= What is required =
Look through the lines and report how many include the word "screenshot", giving nothing but the number.

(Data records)
+--

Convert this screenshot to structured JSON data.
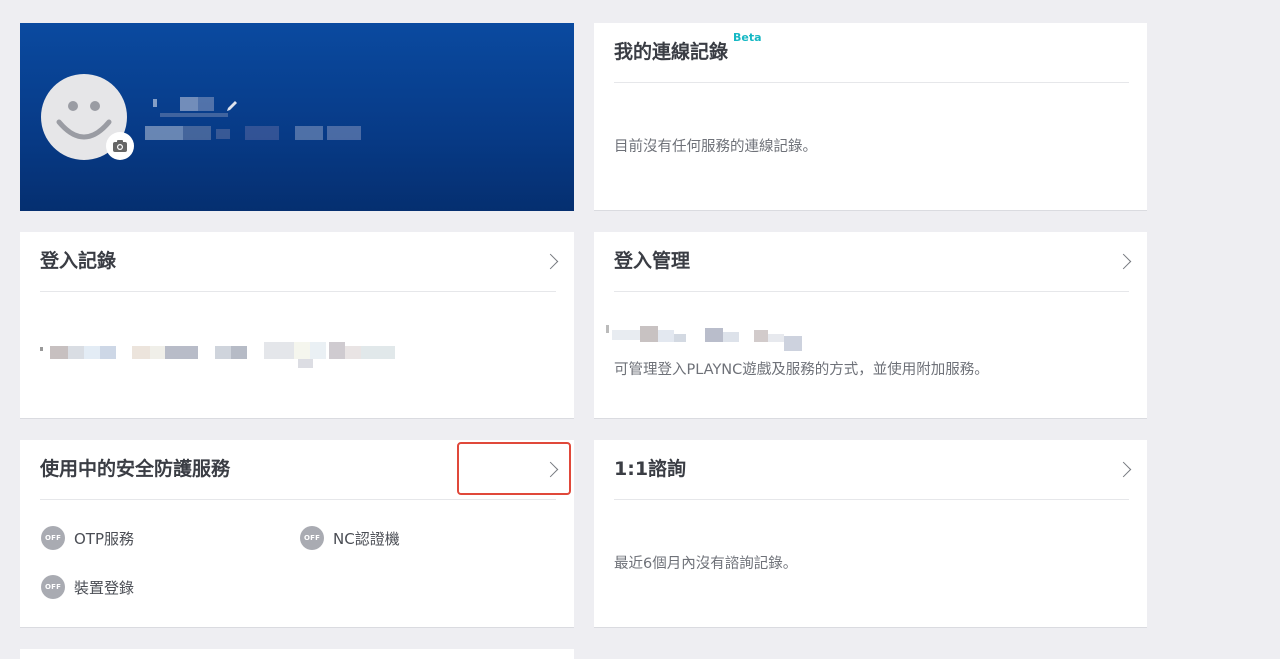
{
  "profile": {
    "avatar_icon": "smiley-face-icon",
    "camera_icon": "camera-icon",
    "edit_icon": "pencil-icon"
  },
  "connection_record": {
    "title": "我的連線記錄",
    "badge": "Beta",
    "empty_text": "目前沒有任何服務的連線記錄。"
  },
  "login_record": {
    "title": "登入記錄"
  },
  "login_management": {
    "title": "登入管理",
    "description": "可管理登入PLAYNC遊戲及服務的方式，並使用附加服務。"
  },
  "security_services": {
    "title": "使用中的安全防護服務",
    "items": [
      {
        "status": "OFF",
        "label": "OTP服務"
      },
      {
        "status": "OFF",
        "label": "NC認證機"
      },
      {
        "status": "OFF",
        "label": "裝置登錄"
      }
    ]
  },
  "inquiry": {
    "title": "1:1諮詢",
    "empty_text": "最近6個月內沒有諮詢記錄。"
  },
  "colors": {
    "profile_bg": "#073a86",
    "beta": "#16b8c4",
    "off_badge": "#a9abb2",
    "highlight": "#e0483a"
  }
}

+--

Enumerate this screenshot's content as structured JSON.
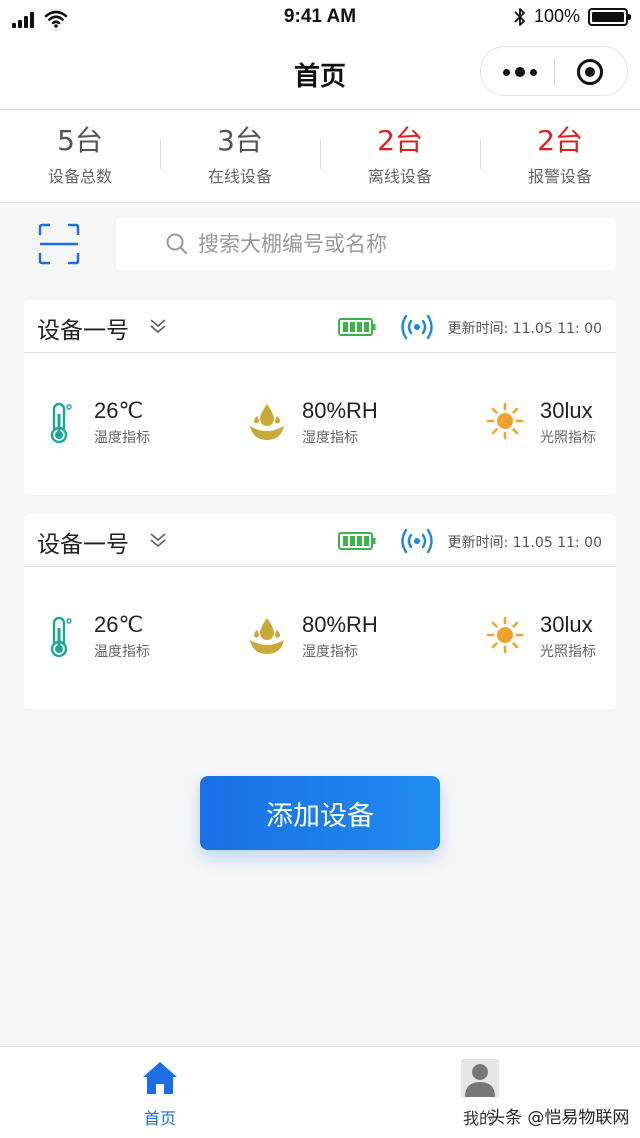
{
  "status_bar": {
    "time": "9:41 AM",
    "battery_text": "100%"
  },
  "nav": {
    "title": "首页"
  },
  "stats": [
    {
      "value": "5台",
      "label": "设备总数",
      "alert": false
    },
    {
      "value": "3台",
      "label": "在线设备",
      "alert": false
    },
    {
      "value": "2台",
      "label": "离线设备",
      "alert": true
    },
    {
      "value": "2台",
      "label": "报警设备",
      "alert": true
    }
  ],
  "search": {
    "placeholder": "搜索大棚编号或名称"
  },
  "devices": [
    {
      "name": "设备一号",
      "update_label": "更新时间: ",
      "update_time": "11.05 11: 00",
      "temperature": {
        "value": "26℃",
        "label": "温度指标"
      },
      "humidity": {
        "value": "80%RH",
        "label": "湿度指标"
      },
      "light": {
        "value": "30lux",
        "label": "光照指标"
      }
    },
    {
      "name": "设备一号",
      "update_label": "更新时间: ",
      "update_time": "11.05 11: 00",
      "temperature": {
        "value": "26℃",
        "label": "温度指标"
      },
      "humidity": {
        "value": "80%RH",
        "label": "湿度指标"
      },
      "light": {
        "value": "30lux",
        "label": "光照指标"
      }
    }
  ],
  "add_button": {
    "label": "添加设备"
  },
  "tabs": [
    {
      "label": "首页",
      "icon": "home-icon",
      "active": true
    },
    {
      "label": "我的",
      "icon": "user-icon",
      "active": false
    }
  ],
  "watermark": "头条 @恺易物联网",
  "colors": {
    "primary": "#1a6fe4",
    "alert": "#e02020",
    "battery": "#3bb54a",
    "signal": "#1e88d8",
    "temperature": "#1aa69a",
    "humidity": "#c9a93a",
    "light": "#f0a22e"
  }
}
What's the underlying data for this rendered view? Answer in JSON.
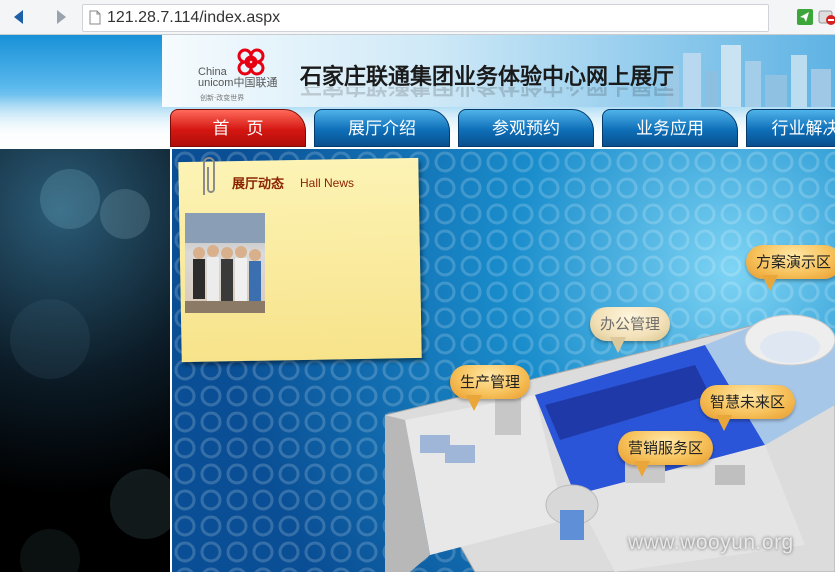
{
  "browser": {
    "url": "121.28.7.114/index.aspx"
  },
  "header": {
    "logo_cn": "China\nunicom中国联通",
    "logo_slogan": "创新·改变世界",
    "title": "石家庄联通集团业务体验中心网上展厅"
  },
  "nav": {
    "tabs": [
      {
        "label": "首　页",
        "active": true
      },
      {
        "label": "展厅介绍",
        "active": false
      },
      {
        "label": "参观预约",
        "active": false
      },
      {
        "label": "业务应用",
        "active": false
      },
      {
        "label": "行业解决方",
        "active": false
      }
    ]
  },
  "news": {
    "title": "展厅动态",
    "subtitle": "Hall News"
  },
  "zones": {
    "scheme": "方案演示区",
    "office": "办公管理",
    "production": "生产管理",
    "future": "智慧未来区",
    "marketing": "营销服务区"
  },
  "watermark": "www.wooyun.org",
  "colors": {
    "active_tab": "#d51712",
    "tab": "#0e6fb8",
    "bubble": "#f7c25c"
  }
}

+--

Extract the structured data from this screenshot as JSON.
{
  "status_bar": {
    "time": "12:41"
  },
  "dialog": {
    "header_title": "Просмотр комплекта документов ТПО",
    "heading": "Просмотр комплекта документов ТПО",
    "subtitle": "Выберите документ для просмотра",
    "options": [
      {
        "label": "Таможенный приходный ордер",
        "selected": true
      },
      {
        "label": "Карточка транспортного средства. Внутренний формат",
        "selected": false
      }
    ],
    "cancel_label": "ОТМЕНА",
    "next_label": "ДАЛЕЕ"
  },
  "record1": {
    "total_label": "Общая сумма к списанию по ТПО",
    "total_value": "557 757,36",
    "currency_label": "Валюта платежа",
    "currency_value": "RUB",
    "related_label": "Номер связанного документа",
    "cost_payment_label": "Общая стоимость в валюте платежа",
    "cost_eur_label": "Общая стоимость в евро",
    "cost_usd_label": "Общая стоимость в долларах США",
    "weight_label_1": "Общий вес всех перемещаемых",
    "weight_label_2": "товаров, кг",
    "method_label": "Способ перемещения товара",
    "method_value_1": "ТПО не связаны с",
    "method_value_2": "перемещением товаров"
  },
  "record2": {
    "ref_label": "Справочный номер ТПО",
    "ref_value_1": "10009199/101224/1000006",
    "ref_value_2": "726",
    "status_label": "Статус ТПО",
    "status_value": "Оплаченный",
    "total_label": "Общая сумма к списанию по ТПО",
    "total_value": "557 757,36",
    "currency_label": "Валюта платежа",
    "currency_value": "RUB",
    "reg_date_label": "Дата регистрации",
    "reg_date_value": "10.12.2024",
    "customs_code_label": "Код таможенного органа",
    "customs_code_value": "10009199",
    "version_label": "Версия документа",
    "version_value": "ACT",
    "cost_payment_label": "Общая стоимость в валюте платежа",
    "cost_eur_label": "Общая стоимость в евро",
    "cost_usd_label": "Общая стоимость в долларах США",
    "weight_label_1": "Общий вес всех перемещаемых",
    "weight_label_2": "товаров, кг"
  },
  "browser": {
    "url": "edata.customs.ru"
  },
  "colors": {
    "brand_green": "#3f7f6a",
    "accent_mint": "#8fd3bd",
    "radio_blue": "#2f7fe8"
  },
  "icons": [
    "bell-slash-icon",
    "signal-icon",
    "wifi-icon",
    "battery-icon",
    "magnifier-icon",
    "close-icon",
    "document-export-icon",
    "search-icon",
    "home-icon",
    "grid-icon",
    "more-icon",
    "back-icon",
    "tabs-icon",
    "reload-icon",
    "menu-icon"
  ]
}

+--

= Solution =
3